## Given data

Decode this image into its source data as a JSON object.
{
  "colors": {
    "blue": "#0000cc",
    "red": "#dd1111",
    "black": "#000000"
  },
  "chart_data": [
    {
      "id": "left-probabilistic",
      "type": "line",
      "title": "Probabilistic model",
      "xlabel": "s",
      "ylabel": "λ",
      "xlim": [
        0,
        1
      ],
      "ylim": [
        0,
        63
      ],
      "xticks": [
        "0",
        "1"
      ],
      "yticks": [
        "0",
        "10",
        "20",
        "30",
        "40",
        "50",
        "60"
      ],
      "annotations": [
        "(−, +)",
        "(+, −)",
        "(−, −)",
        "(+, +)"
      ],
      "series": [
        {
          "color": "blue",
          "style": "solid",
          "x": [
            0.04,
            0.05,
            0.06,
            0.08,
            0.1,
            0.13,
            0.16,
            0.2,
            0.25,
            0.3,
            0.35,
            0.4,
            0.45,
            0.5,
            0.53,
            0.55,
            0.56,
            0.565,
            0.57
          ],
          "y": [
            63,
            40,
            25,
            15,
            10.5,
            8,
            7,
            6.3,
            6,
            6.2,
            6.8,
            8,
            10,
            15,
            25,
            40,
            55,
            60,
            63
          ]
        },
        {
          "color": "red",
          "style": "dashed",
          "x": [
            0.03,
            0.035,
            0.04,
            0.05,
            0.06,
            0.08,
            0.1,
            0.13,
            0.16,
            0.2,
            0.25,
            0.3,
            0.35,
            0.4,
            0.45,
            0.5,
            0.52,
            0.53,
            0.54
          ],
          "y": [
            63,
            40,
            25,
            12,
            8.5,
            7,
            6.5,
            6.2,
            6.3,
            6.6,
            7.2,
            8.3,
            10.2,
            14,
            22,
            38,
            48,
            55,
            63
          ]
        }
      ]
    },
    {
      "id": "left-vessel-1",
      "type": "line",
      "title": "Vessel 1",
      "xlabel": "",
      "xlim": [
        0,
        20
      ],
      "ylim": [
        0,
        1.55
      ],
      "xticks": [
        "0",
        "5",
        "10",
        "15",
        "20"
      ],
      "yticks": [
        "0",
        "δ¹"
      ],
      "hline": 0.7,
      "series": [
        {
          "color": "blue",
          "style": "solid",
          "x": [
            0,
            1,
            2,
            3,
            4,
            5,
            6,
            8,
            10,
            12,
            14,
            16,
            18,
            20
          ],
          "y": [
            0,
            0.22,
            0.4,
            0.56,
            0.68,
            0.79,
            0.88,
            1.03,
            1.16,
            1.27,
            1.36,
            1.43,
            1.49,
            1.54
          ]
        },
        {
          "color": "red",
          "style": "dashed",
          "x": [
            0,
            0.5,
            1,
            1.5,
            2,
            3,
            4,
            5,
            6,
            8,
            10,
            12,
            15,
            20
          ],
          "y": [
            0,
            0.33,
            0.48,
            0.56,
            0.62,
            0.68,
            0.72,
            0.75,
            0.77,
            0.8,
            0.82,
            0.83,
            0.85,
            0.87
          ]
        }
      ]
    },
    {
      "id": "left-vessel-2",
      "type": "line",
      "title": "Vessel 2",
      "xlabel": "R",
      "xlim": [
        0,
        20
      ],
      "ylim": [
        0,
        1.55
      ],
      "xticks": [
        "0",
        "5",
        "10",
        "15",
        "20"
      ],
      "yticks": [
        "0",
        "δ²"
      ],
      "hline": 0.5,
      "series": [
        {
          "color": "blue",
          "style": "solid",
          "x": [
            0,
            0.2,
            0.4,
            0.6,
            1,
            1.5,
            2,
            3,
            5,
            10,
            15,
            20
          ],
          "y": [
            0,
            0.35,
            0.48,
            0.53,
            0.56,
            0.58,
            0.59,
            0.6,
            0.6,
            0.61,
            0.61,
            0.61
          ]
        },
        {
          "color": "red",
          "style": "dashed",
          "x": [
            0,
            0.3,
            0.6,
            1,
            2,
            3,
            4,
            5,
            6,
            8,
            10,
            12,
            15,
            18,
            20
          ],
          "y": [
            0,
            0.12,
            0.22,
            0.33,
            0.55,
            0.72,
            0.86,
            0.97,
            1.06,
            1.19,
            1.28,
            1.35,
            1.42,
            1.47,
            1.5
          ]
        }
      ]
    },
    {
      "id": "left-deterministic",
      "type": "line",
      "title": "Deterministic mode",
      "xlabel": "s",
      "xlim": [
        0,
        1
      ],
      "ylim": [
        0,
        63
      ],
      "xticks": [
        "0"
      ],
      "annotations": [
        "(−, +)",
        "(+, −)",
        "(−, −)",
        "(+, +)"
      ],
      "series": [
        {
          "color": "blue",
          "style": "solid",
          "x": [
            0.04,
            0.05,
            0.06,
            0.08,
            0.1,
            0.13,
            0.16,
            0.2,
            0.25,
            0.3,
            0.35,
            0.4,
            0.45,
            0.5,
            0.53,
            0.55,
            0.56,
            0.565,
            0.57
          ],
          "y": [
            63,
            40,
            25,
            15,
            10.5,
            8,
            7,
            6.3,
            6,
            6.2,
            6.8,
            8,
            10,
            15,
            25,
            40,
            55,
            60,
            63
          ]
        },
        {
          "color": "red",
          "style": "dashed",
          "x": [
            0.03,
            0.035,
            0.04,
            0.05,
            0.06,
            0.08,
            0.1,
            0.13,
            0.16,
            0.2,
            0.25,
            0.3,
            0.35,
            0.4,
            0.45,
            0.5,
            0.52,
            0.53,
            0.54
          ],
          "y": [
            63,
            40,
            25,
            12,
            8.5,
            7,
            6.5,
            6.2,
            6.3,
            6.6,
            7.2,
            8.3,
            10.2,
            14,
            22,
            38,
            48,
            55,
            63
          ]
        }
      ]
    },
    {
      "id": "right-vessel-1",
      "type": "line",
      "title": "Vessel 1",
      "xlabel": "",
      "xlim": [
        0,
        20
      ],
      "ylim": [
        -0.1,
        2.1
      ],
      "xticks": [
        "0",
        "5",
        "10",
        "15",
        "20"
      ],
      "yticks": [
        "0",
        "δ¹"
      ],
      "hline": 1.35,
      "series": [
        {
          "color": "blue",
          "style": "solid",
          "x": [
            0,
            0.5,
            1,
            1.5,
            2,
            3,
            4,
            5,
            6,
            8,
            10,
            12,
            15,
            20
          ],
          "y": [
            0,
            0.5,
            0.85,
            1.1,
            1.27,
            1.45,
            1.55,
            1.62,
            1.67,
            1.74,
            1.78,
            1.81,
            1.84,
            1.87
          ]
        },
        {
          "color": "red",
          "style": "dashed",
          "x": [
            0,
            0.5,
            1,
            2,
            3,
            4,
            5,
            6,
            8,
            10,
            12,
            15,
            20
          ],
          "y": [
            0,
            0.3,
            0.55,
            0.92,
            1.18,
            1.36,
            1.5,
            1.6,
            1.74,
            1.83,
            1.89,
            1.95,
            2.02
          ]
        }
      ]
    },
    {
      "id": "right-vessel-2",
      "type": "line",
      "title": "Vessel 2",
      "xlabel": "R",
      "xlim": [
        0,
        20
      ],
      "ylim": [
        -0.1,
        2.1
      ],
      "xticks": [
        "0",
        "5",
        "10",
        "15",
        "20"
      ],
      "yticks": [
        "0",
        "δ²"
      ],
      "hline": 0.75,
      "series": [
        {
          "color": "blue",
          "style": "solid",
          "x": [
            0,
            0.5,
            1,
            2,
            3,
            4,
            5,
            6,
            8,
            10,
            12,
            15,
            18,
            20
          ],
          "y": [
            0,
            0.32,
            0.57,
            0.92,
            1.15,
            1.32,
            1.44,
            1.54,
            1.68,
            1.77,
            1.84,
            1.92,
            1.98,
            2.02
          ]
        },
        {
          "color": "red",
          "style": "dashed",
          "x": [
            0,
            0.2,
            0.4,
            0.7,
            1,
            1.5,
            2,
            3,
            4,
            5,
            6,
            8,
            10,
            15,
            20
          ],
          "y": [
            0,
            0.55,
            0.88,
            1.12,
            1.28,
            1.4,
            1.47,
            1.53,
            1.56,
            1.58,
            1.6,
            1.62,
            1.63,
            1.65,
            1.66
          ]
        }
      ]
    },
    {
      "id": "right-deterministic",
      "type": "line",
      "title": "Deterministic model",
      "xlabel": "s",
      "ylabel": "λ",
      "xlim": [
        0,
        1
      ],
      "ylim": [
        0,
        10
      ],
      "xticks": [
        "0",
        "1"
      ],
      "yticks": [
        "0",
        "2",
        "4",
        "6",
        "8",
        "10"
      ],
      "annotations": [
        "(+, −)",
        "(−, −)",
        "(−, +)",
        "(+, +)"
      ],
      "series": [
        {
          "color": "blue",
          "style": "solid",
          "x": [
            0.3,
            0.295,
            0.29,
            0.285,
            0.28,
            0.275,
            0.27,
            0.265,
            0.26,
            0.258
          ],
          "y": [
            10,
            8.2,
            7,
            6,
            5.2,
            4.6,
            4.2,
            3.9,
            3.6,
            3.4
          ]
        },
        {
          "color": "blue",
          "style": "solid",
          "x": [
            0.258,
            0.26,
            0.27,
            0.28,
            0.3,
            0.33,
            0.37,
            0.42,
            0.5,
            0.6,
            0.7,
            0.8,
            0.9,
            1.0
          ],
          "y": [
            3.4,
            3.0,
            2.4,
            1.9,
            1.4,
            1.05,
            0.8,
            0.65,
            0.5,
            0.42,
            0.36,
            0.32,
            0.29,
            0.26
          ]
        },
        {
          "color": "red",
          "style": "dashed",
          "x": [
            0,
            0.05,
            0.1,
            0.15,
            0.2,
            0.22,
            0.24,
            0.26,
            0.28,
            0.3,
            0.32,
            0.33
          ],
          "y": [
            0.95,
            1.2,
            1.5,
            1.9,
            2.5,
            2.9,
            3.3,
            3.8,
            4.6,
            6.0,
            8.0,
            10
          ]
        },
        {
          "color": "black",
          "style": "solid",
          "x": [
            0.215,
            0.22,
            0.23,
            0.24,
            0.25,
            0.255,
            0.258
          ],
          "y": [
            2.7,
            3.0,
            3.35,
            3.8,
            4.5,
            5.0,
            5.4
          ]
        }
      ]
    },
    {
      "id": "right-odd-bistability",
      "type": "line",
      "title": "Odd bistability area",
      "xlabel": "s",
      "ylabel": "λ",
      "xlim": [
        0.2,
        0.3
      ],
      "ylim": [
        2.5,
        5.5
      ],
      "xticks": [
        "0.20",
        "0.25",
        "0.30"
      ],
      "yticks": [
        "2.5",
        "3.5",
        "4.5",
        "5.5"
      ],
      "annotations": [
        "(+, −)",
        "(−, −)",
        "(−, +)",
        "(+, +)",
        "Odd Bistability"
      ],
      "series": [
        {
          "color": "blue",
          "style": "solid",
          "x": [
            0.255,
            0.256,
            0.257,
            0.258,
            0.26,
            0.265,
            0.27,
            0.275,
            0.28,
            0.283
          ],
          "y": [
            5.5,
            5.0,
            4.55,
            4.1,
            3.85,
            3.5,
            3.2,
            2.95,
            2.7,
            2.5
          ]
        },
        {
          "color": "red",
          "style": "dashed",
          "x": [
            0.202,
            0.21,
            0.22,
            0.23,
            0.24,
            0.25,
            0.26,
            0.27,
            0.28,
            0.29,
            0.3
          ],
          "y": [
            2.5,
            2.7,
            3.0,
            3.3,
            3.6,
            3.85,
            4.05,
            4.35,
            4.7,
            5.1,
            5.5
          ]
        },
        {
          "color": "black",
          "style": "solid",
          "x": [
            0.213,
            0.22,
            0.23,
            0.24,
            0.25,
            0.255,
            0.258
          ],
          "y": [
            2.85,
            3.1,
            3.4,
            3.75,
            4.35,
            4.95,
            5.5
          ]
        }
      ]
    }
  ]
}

## What is needed
Read the lines above. Gather those in which the string "hline" is found.

## The solution
      "hline": 0.7,
      "hline": 0.5,
      "hline": 1.35,
      "hline": 0.75,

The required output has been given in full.